[start Provided data]

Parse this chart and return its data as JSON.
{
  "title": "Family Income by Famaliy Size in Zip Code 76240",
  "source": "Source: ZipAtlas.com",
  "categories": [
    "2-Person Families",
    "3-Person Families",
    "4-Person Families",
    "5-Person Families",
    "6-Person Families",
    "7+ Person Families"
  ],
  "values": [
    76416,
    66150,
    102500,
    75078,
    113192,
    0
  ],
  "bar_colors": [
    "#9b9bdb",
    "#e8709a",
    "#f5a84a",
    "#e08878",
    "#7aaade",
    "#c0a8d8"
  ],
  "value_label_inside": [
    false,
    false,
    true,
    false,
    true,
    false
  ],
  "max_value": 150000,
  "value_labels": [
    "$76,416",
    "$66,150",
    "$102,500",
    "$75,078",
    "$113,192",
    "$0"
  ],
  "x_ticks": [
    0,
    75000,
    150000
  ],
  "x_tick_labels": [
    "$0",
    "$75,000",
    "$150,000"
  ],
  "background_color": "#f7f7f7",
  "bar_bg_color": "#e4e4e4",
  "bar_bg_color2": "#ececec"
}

[end Provided data]

### [Problem]
Give a word-for-word copy of the records.

### [Solution to this exercise]
Parse this chart and return its data as JSON.
{
  "title": "Family Income by Famaliy Size in Zip Code 76240",
  "source": "Source: ZipAtlas.com",
  "categories": [
    "2-Person Families",
    "3-Person Families",
    "4-Person Families",
    "5-Person Families",
    "6-Person Families",
    "7+ Person Families"
  ],
  "values": [
    76416,
    66150,
    102500,
    75078,
    113192,
    0
  ],
  "bar_colors": [
    "#9b9bdb",
    "#e8709a",
    "#f5a84a",
    "#e08878",
    "#7aaade",
    "#c0a8d8"
  ],
  "value_label_inside": [
    false,
    false,
    true,
    false,
    true,
    false
  ],
  "max_value": 150000,
  "value_labels": [
    "$76,416",
    "$66,150",
    "$102,500",
    "$75,078",
    "$113,192",
    "$0"
  ],
  "x_ticks": [
    0,
    75000,
    150000
  ],
  "x_tick_labels": [
    "$0",
    "$75,000",
    "$150,000"
  ],
  "background_color": "#f7f7f7",
  "bar_bg_color": "#e4e4e4",
  "bar_bg_color2": "#ececec"
}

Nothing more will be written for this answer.